Your task> Below are the records; locate each line with the word "преступности" and copy it.

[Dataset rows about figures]
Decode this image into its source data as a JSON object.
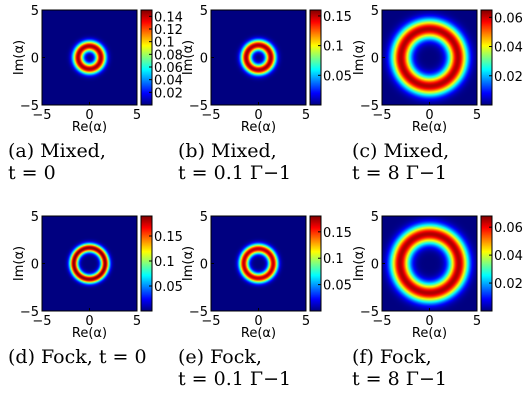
{
  "chart_data": [
    {
      "id": "a",
      "type": "heatmap",
      "state": "mixed",
      "ring_radius": 1.2,
      "ring_width": 0.55,
      "peak": 0.145,
      "colorbar_ticks": [
        "0.14",
        "0.12",
        "0.1",
        "0.08",
        "0.06",
        "0.04",
        "0.02"
      ],
      "colorbar_values": [
        0.14,
        0.12,
        0.1,
        0.08,
        0.06,
        0.04,
        0.02
      ],
      "colorbar_max": 0.15,
      "caption": [
        "(a) Mixed,",
        "t = 0"
      ]
    },
    {
      "id": "b",
      "type": "heatmap",
      "state": "mixed",
      "ring_radius": 1.3,
      "ring_width": 0.55,
      "peak": 0.155,
      "colorbar_ticks": [
        "0.15",
        "0.1",
        "0.05"
      ],
      "colorbar_values": [
        0.15,
        0.1,
        0.05
      ],
      "colorbar_max": 0.16,
      "caption": [
        "(b) Mixed,",
        "t = 0.1 Γ−1"
      ]
    },
    {
      "id": "c",
      "type": "heatmap",
      "state": "mixed",
      "ring_radius": 3.0,
      "ring_width": 1.0,
      "peak": 0.062,
      "colorbar_ticks": [
        "0.06",
        "0.04",
        "0.02"
      ],
      "colorbar_values": [
        0.06,
        0.04,
        0.02
      ],
      "colorbar_max": 0.065,
      "caption": [
        "(c) Mixed,",
        "t = 8 Γ−1"
      ]
    },
    {
      "id": "d",
      "type": "heatmap",
      "state": "fock",
      "ring_radius": 1.65,
      "ring_width": 0.45,
      "peak": 0.19,
      "colorbar_ticks": [
        "0.15",
        "0.1",
        "0.05"
      ],
      "colorbar_values": [
        0.15,
        0.1,
        0.05
      ],
      "colorbar_max": 0.19,
      "caption": [
        "(d) Fock, t = 0"
      ]
    },
    {
      "id": "e",
      "type": "heatmap",
      "state": "fock",
      "ring_radius": 1.55,
      "ring_width": 0.5,
      "peak": 0.17,
      "colorbar_ticks": [
        "0.15",
        "0.1",
        "0.05"
      ],
      "colorbar_values": [
        0.15,
        0.1,
        0.05
      ],
      "colorbar_max": 0.18,
      "caption": [
        "(e) Fock,",
        "t = 0.1 Γ−1"
      ]
    },
    {
      "id": "f",
      "type": "heatmap",
      "state": "fock",
      "ring_radius": 3.1,
      "ring_width": 1.0,
      "peak": 0.065,
      "colorbar_ticks": [
        "0.06",
        "0.04",
        "0.02"
      ],
      "colorbar_values": [
        0.06,
        0.04,
        0.02
      ],
      "colorbar_max": 0.068,
      "caption": [
        "(f) Fock,",
        "t = 8 Γ−1"
      ]
    }
  ],
  "axes": {
    "xlabel": "Re(α)",
    "ylabel": "Im(α)",
    "xlim": [
      -5,
      5
    ],
    "ylim": [
      -5,
      5
    ],
    "xticks": [
      "−5",
      "0",
      "5"
    ],
    "yticks": [
      "5",
      "0",
      "−5"
    ],
    "colormap": "jet"
  }
}
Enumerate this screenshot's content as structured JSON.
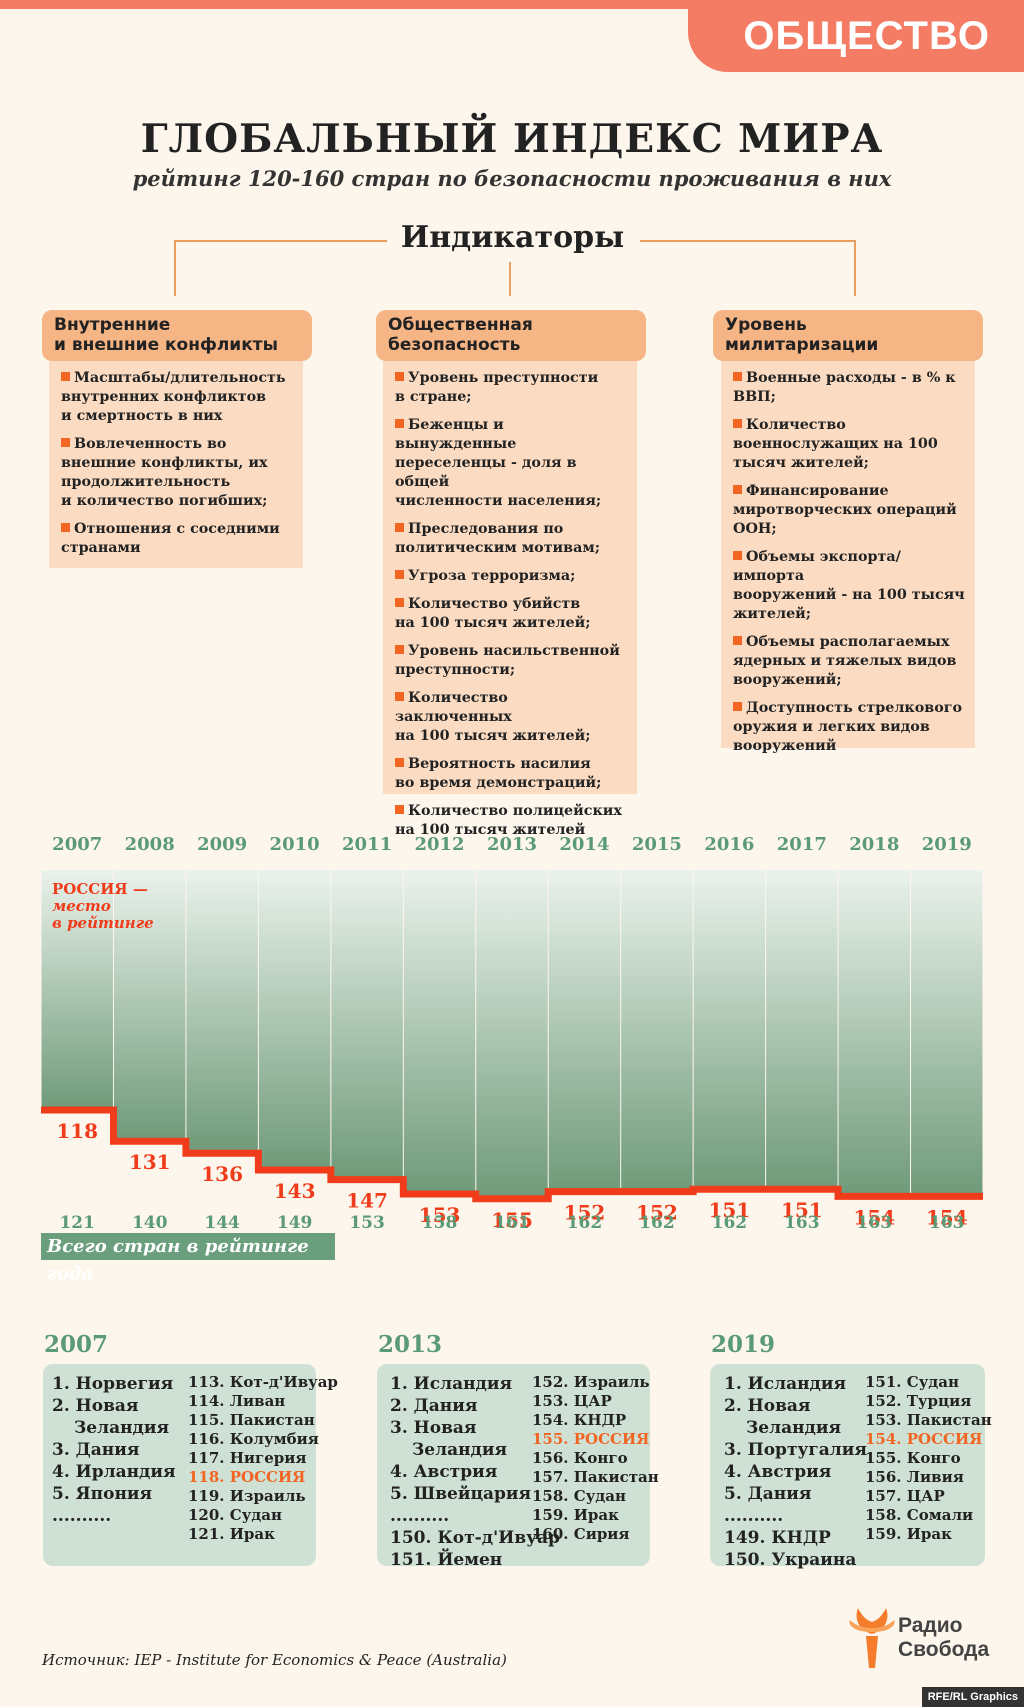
{
  "section": "ОБЩЕСТВО",
  "title": "ГЛОБАЛЬНЫЙ ИНДЕКС МИРА",
  "subtitle": "рейтинг 120-160 стран по безопасности проживания в них",
  "indicators_title": "Индикаторы",
  "categories": [
    {
      "title_lines": [
        "Внутренние",
        "и внешние конфликты"
      ],
      "items": [
        [
          "Масштабы/длительность",
          "внутренних конфликтов",
          "и смертность в них"
        ],
        [
          "Вовлеченность во",
          "внешние конфликты, их",
          "продолжительность",
          "и количество погибших;"
        ],
        [
          "Отношения с соседними",
          "странами"
        ]
      ]
    },
    {
      "title_lines": [
        "Общественная",
        "безопасность"
      ],
      "items": [
        [
          "Уровень преступности",
          "в стране;"
        ],
        [
          "Беженцы и вынужденные",
          "переселенцы - доля в общей",
          "численности населения;"
        ],
        [
          "Преследования по",
          "политическим мотивам;"
        ],
        [
          "Угроза терроризма;"
        ],
        [
          "Количество убийств",
          "на 100 тысяч жителей;"
        ],
        [
          "Уровень насильственной",
          "преступности;"
        ],
        [
          "Количество заключенных",
          "на 100 тысяч жителей;"
        ],
        [
          "Вероятность насилия",
          "во время демонстраций;"
        ],
        [
          "Количество полицейских",
          "на 100 тысяч жителей"
        ]
      ]
    },
    {
      "title_lines": [
        "Уровень",
        "милитаризации"
      ],
      "items": [
        [
          "Военные расходы - в % к",
          "ВВП;"
        ],
        [
          "Количество",
          "военнослужащих на 100",
          "тысяч жителей;"
        ],
        [
          "Финансирование",
          "миротворческих операций",
          "ООН;"
        ],
        [
          "Объемы экспорта/импорта",
          "вооружений - на 100 тысяч",
          "жителей;"
        ],
        [
          "Объемы располагаемых",
          "ядерных и тяжелых видов",
          "вооружений;"
        ],
        [
          "Доступность стрелкового",
          "оружия и легких видов",
          "вооружений"
        ]
      ]
    }
  ],
  "chart_data": {
    "type": "line",
    "x": [
      "2007",
      "2008",
      "2009",
      "2010",
      "2011",
      "2012",
      "2013",
      "2014",
      "2015",
      "2016",
      "2017",
      "2018",
      "2019"
    ],
    "series": [
      {
        "name": "РОССИЯ",
        "values": [
          118,
          131,
          136,
          143,
          147,
          153,
          155,
          152,
          152,
          151,
          151,
          154,
          154
        ]
      }
    ],
    "totals": [
      121,
      140,
      144,
      149,
      153,
      158,
      161,
      162,
      162,
      162,
      163,
      163,
      163
    ],
    "series_label_lines": [
      "РОССИЯ —",
      "место",
      "в рейтинге"
    ],
    "totals_label": "Всего стран в рейтинге года",
    "y_inverted": true,
    "colors": {
      "line": "#f03c1a",
      "fill_top": "#eaf2ec",
      "fill_bottom": "#6f9a79",
      "years": "#5a9a77",
      "totals": "#5a9a77"
    }
  },
  "rankings": [
    {
      "year": "2007",
      "top": [
        "1. Норвегия",
        "2. Новая",
        "Зеландия",
        "3. Дания",
        "4. Ирландия",
        "5. Япония",
        ".........."
      ],
      "bottom": [
        "113. Кот-д'Ивуар",
        "114. Ливан",
        "115. Пакистан",
        "116. Колумбия",
        "117. Нигерия",
        "118. РОССИЯ",
        "119. Израиль",
        "120. Судан",
        "121. Ирак"
      ],
      "highlight": "118. РОССИЯ"
    },
    {
      "year": "2013",
      "top": [
        "1. Исландия",
        "2. Дания",
        "3. Новая",
        "Зеландия",
        "4. Австрия",
        "5. Швейцария",
        "..........",
        "150. Кот-д'Ивуар",
        "151. Йемен"
      ],
      "bottom": [
        "152. Израиль",
        "153. ЦАР",
        "154. КНДР",
        "155. РОССИЯ",
        "156. Конго",
        "157. Пакистан",
        "158. Судан",
        "159. Ирак",
        "160. Сирия"
      ],
      "highlight": "155. РОССИЯ"
    },
    {
      "year": "2019",
      "top": [
        "1. Исландия",
        "2. Новая",
        "Зеландия",
        "3. Португалия",
        "4. Австрия",
        "5. Дания",
        "..........",
        "149. КНДР",
        "150. Украина"
      ],
      "bottom": [
        "151. Судан",
        "152. Турция",
        "153. Пакистан",
        "154. РОССИЯ",
        "155. Конго",
        "156. Ливия",
        "157. ЦАР",
        "158. Сомали",
        "159. Ирак"
      ],
      "highlight": "154. РОССИЯ"
    }
  ],
  "logo": {
    "line1": "Радио",
    "line2": "Свобода"
  },
  "source": "Источник: IEP - Institute for Economics & Peace (Australia)",
  "credit": "RFE/RL Graphics"
}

Solved exercise>
          "Уровень преступности",
          "преступности;"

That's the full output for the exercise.